§ **OBJECTIVE**: Copy out all lines with the word "teeth" in them.

——

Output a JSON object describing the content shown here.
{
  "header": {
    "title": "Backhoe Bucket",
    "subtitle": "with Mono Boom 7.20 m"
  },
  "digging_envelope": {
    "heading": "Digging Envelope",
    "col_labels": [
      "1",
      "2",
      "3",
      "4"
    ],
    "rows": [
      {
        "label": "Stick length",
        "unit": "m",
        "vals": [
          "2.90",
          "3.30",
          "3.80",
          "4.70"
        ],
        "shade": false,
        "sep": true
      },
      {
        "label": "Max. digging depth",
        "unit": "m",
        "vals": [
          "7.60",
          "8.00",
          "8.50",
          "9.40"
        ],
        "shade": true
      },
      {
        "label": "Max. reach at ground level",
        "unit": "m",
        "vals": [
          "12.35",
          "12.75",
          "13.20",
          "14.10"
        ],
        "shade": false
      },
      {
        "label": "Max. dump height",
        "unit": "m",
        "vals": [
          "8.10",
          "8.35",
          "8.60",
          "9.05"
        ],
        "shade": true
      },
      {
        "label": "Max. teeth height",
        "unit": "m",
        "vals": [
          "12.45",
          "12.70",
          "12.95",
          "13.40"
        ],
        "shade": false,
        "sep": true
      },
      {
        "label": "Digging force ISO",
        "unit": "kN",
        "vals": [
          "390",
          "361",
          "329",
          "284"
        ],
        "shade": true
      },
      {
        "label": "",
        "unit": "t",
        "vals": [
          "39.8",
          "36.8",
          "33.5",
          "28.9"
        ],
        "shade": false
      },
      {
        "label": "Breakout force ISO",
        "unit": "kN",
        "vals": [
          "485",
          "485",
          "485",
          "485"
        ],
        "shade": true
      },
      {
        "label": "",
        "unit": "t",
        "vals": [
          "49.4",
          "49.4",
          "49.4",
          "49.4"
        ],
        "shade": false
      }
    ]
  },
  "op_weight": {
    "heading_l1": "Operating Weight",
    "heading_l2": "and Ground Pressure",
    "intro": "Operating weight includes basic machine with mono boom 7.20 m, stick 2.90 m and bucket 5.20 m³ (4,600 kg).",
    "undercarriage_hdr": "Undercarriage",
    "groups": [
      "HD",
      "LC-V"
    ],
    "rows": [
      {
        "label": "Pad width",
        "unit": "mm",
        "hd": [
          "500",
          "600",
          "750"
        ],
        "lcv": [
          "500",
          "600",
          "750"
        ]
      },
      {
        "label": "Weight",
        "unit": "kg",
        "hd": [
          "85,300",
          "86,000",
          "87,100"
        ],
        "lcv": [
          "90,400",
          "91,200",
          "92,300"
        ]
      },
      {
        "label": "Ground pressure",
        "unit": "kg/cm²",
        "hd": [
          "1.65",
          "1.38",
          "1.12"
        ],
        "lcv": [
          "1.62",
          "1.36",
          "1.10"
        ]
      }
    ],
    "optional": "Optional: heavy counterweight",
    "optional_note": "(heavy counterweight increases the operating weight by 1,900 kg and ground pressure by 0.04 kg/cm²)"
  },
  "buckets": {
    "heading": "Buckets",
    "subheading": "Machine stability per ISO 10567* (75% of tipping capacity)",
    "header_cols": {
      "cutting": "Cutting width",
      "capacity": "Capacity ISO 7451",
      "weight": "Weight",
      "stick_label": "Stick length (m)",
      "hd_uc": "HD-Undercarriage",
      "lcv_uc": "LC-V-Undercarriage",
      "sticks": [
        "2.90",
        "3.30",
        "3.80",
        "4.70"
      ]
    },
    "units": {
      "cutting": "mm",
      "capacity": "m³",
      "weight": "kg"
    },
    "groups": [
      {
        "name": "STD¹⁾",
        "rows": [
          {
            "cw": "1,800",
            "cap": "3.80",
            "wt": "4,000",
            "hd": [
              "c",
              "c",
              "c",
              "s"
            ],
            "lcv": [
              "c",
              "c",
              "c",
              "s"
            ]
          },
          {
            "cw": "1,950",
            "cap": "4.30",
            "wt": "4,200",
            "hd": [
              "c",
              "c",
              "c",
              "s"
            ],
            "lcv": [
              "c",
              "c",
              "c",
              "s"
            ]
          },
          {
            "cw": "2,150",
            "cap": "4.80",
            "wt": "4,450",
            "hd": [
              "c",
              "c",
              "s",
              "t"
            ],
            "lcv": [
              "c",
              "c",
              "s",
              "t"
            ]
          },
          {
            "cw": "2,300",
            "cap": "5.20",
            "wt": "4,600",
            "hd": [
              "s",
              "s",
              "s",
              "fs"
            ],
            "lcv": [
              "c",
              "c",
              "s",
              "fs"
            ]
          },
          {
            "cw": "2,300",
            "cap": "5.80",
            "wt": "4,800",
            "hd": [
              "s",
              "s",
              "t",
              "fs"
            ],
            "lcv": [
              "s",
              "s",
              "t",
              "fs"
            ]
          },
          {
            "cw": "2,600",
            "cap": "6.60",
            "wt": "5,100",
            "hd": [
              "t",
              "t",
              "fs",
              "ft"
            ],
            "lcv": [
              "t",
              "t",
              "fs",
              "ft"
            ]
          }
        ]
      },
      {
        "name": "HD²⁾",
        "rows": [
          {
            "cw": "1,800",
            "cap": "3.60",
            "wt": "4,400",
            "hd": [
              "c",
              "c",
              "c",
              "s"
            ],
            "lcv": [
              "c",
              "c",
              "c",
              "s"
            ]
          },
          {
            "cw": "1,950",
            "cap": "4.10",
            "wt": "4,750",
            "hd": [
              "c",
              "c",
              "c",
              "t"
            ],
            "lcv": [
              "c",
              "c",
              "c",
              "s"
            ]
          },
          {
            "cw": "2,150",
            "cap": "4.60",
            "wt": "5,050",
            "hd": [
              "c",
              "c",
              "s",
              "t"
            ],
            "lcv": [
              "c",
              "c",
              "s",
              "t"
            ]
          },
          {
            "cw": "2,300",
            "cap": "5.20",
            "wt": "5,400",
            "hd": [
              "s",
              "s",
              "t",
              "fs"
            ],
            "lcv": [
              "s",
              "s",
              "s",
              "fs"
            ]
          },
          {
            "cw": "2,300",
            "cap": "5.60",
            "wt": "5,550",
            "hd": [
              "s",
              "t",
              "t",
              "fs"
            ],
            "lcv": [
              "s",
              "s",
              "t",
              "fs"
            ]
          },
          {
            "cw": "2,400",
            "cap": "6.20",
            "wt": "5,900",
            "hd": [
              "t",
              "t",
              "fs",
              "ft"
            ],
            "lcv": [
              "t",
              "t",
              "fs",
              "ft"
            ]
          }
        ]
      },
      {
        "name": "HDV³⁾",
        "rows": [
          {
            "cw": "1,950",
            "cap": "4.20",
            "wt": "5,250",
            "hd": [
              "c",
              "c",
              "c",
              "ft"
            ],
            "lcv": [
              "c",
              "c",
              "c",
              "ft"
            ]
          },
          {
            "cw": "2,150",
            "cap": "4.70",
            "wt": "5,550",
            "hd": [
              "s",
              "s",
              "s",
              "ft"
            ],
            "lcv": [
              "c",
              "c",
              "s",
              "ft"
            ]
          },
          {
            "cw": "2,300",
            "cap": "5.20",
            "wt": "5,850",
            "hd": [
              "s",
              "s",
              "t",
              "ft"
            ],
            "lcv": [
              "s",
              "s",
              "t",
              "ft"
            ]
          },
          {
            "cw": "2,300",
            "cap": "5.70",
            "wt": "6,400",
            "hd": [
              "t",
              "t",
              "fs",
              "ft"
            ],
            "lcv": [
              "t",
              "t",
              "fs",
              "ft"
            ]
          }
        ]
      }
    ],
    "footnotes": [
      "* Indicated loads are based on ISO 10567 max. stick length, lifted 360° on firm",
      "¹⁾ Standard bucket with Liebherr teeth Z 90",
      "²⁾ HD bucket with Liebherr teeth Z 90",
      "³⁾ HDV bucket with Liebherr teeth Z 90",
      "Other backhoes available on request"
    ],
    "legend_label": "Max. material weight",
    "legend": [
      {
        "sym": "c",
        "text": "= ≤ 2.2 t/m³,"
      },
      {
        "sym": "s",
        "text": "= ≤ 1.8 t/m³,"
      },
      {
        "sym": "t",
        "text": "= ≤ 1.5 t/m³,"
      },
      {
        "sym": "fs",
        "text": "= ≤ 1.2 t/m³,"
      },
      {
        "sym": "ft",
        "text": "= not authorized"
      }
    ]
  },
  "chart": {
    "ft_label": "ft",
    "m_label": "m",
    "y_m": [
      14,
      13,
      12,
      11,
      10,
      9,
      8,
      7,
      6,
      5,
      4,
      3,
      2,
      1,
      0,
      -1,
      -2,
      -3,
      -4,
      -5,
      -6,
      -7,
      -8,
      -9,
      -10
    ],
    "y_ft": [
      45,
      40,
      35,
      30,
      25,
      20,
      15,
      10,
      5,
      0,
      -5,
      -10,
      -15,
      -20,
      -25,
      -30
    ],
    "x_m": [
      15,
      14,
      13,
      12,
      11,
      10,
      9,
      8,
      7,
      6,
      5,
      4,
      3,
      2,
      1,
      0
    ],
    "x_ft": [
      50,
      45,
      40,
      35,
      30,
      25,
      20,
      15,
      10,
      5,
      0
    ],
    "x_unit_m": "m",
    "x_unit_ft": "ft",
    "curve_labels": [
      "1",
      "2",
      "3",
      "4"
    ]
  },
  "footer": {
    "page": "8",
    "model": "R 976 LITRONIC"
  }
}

——

§ **WRITTEN SOLUTION**:
        "label": "Max. teeth height",
      "¹⁾ Standard bucket with Liebherr teeth Z 90",
      "²⁾ HD bucket with Liebherr teeth Z 90",
      "³⁾ HDV bucket with Liebherr teeth Z 90",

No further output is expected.